PROBLEM TO SOLVE:
Report the number of lines that include "name", with no additional text.

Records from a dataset
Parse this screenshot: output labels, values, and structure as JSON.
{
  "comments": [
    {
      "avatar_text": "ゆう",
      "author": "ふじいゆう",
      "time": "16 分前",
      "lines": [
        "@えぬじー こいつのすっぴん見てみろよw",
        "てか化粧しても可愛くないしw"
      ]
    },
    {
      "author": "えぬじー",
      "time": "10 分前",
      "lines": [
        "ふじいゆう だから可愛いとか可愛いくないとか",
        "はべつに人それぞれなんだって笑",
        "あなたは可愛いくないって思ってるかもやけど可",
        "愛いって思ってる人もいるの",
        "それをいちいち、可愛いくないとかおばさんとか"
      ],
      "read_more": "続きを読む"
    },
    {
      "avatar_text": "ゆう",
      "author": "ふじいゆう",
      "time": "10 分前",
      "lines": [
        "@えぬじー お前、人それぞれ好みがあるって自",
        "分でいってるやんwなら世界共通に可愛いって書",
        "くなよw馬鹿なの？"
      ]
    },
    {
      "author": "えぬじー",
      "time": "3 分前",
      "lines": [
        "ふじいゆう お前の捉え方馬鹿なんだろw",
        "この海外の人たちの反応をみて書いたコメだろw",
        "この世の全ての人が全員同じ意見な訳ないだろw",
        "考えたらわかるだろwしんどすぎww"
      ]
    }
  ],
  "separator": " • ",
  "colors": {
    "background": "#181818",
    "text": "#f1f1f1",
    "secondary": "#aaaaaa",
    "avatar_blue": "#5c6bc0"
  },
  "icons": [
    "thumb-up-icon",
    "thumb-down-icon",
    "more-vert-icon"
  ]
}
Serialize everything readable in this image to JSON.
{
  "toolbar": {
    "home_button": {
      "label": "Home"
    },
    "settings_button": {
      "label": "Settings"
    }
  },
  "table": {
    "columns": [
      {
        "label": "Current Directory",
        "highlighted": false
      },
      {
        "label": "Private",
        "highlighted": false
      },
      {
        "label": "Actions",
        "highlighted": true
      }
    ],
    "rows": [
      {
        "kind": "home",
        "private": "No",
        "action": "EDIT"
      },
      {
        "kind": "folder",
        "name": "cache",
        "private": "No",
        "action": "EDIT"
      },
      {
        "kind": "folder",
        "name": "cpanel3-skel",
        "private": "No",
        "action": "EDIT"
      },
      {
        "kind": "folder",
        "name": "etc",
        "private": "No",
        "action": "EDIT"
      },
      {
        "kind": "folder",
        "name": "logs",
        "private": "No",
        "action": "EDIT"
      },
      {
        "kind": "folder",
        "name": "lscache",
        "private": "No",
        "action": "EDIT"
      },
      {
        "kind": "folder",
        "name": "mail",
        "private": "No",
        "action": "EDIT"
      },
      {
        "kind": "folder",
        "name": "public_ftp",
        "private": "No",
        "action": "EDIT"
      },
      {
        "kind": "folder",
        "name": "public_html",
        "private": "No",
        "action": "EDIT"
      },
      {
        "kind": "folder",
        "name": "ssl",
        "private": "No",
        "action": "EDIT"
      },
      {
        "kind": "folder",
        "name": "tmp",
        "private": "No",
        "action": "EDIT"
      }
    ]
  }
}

RESPONSE:
10